Exercise requirements
Search the material below for the word "this". Copy every line that has it.

Available data
##############################
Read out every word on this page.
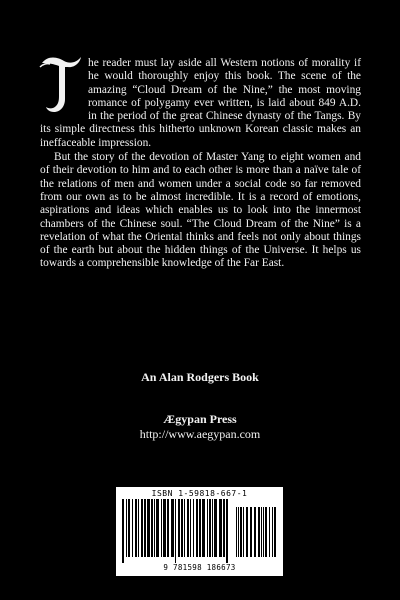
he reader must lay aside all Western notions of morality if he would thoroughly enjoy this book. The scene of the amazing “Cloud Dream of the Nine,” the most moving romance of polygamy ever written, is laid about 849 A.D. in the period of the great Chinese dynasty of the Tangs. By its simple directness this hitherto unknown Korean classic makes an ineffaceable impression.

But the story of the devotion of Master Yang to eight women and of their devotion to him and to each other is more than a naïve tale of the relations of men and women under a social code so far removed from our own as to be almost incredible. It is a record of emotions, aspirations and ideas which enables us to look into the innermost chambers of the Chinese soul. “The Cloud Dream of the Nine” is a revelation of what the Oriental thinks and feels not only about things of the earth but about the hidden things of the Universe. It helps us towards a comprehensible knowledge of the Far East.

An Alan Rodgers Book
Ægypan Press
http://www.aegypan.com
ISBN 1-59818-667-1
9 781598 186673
##############################
Reply to the task
Read out every word on this page.
he reader must lay aside all Western notions of morality if he would thoroughly enjoy this book. The scene of the amazing “Cloud Dream of the Nine,” the most moving romance of polygamy ever written, is laid about 849 A.D. in the period of the great Chinese dynasty of the Tangs. By its simple directness this hitherto unknown Korean classic makes an ineffaceable impression.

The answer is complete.